#### [EXERCISE DIRECTIONS]
Reproduce all the entries exactly.

#### [LISTED ENTRIES]
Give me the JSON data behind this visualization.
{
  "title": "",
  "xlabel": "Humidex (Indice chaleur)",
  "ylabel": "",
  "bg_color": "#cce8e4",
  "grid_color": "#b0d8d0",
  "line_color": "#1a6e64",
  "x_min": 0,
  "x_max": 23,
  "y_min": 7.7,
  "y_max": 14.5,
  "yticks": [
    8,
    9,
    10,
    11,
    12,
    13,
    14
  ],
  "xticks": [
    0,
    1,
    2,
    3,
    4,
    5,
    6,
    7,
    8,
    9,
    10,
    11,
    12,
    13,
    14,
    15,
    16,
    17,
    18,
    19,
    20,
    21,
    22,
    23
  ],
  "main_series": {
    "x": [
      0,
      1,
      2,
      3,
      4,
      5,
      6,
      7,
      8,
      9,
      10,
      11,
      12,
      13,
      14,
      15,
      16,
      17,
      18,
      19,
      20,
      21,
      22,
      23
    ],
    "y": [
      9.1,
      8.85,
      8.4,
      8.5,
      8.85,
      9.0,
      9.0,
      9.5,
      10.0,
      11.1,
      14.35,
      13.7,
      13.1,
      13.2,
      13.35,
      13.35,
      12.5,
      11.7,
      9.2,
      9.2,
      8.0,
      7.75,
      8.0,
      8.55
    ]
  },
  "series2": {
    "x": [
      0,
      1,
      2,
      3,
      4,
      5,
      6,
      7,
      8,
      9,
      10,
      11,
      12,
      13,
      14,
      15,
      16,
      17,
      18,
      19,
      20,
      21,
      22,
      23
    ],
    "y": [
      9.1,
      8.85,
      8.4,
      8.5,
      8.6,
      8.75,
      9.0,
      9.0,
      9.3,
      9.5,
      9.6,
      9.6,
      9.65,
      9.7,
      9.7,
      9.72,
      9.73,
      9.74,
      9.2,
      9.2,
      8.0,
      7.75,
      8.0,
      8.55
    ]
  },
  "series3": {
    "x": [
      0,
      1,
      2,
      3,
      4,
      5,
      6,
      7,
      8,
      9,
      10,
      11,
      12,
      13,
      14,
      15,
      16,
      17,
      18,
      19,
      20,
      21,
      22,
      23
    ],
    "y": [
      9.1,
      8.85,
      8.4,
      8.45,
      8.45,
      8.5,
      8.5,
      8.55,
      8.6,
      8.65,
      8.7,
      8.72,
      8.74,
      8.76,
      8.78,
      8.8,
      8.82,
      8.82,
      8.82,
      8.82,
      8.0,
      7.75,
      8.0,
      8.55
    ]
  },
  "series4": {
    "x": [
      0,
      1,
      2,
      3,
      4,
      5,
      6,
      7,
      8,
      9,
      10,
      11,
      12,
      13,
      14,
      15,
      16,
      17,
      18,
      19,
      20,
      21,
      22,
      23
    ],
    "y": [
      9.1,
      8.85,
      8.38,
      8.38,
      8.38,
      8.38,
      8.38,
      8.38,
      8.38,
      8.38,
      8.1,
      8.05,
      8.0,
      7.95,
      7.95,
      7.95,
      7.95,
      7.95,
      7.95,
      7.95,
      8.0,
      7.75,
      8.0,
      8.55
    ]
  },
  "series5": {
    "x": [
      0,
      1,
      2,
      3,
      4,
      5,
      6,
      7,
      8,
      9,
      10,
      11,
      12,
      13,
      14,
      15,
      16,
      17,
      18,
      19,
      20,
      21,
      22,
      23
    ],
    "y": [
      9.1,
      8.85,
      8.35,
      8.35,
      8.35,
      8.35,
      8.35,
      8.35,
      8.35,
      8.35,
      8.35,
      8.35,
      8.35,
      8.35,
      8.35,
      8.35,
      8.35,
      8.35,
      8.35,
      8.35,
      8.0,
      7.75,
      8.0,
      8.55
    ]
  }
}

#### [FINAL ANSWER]
Give me the JSON data behind this visualization.
{
  "title": "",
  "xlabel": "Humidex (Indice chaleur)",
  "ylabel": "",
  "bg_color": "#cce8e4",
  "grid_color": "#b0d8d0",
  "line_color": "#1a6e64",
  "x_min": 0,
  "x_max": 23,
  "y_min": 7.7,
  "y_max": 14.5,
  "yticks": [
    8,
    9,
    10,
    11,
    12,
    13,
    14
  ],
  "xticks": [
    0,
    1,
    2,
    3,
    4,
    5,
    6,
    7,
    8,
    9,
    10,
    11,
    12,
    13,
    14,
    15,
    16,
    17,
    18,
    19,
    20,
    21,
    22,
    23
  ],
  "main_series": {
    "x": [
      0,
      1,
      2,
      3,
      4,
      5,
      6,
      7,
      8,
      9,
      10,
      11,
      12,
      13,
      14,
      15,
      16,
      17,
      18,
      19,
      20,
      21,
      22,
      23
    ],
    "y": [
      9.1,
      8.85,
      8.4,
      8.5,
      8.85,
      9.0,
      9.0,
      9.5,
      10.0,
      11.1,
      14.35,
      13.7,
      13.1,
      13.2,
      13.35,
      13.35,
      12.5,
      11.7,
      9.2,
      9.2,
      8.0,
      7.75,
      8.0,
      8.55
    ]
  },
  "series2": {
    "x": [
      0,
      1,
      2,
      3,
      4,
      5,
      6,
      7,
      8,
      9,
      10,
      11,
      12,
      13,
      14,
      15,
      16,
      17,
      18,
      19,
      20,
      21,
      22,
      23
    ],
    "y": [
      9.1,
      8.85,
      8.4,
      8.5,
      8.6,
      8.75,
      9.0,
      9.0,
      9.3,
      9.5,
      9.6,
      9.6,
      9.65,
      9.7,
      9.7,
      9.72,
      9.73,
      9.74,
      9.2,
      9.2,
      8.0,
      7.75,
      8.0,
      8.55
    ]
  },
  "series3": {
    "x": [
      0,
      1,
      2,
      3,
      4,
      5,
      6,
      7,
      8,
      9,
      10,
      11,
      12,
      13,
      14,
      15,
      16,
      17,
      18,
      19,
      20,
      21,
      22,
      23
    ],
    "y": [
      9.1,
      8.85,
      8.4,
      8.45,
      8.45,
      8.5,
      8.5,
      8.55,
      8.6,
      8.65,
      8.7,
      8.72,
      8.74,
      8.76,
      8.78,
      8.8,
      8.82,
      8.82,
      8.82,
      8.82,
      8.0,
      7.75,
      8.0,
      8.55
    ]
  },
  "series4": {
    "x": [
      0,
      1,
      2,
      3,
      4,
      5,
      6,
      7,
      8,
      9,
      10,
      11,
      12,
      13,
      14,
      15,
      16,
      17,
      18,
      19,
      20,
      21,
      22,
      23
    ],
    "y": [
      9.1,
      8.85,
      8.38,
      8.38,
      8.38,
      8.38,
      8.38,
      8.38,
      8.38,
      8.38,
      8.1,
      8.05,
      8.0,
      7.95,
      7.95,
      7.95,
      7.95,
      7.95,
      7.95,
      7.95,
      8.0,
      7.75,
      8.0,
      8.55
    ]
  },
  "series5": {
    "x": [
      0,
      1,
      2,
      3,
      4,
      5,
      6,
      7,
      8,
      9,
      10,
      11,
      12,
      13,
      14,
      15,
      16,
      17,
      18,
      19,
      20,
      21,
      22,
      23
    ],
    "y": [
      9.1,
      8.85,
      8.35,
      8.35,
      8.35,
      8.35,
      8.35,
      8.35,
      8.35,
      8.35,
      8.35,
      8.35,
      8.35,
      8.35,
      8.35,
      8.35,
      8.35,
      8.35,
      8.35,
      8.35,
      8.0,
      7.75,
      8.0,
      8.55
    ]
  }
}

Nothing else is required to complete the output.